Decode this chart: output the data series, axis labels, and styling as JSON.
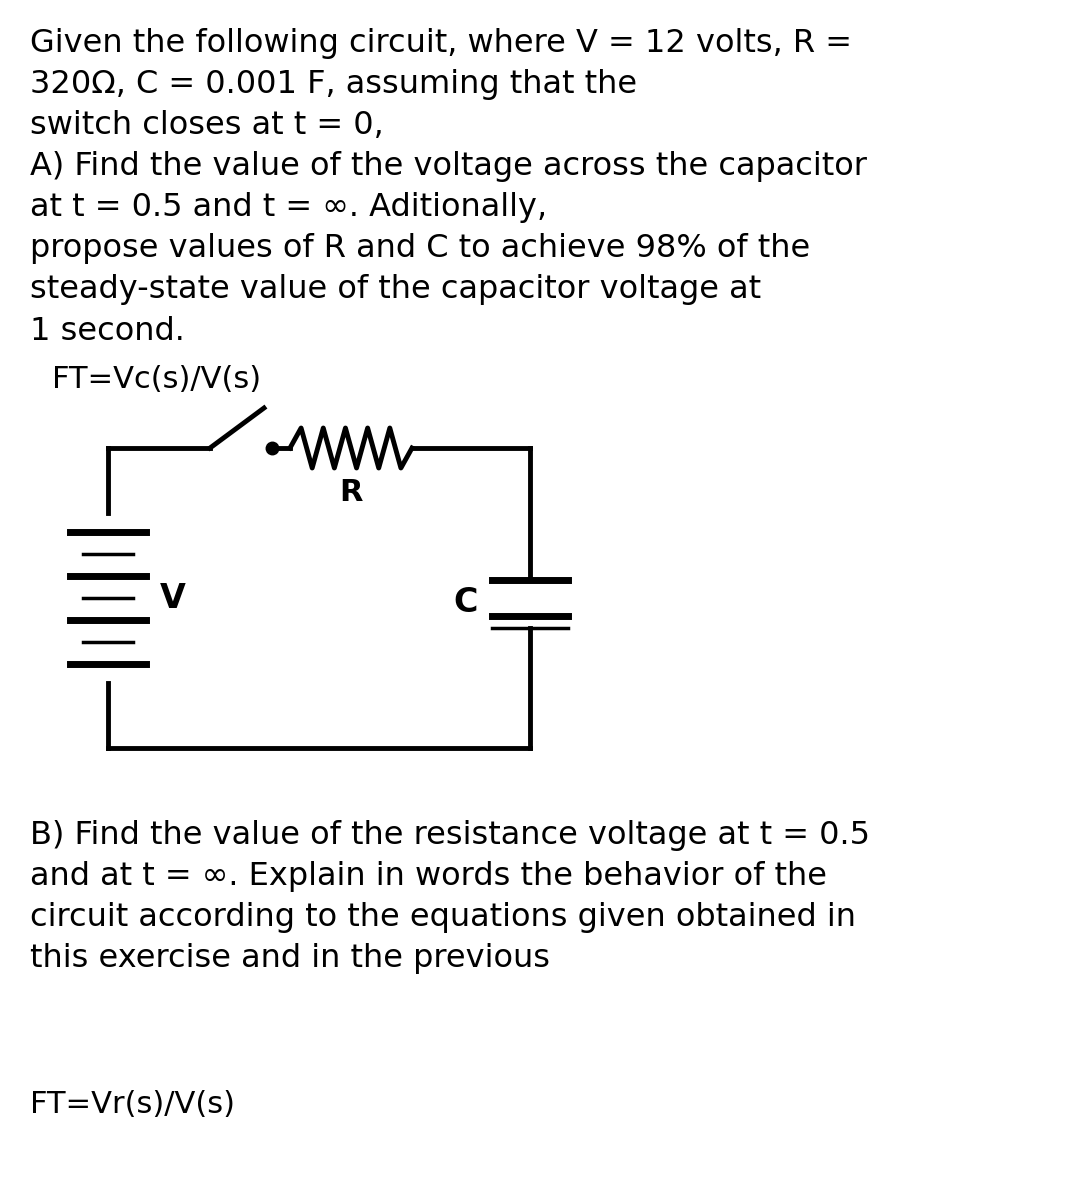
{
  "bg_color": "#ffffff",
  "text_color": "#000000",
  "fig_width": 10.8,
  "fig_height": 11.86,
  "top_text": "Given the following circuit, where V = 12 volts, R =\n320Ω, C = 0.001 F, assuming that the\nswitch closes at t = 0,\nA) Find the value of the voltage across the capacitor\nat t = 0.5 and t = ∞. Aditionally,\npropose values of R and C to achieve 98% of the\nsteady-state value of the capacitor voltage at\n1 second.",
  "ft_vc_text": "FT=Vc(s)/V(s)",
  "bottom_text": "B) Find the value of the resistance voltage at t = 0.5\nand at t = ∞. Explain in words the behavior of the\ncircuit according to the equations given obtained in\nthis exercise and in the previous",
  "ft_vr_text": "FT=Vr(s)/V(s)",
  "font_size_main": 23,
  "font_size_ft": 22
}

Exercise directions: Restate the data above word for word. Skip every picture.

Answer for this exercise:
Decode this chart: output the data series, axis labels, and styling as JSON.
{
  "bg_color": "#ffffff",
  "text_color": "#000000",
  "fig_width": 10.8,
  "fig_height": 11.86,
  "top_text": "Given the following circuit, where V = 12 volts, R =\n320Ω, C = 0.001 F, assuming that the\nswitch closes at t = 0,\nA) Find the value of the voltage across the capacitor\nat t = 0.5 and t = ∞. Aditionally,\npropose values of R and C to achieve 98% of the\nsteady-state value of the capacitor voltage at\n1 second.",
  "ft_vc_text": "FT=Vc(s)/V(s)",
  "bottom_text": "B) Find the value of the resistance voltage at t = 0.5\nand at t = ∞. Explain in words the behavior of the\ncircuit according to the equations given obtained in\nthis exercise and in the previous",
  "ft_vr_text": "FT=Vr(s)/V(s)",
  "font_size_main": 23,
  "font_size_ft": 22
}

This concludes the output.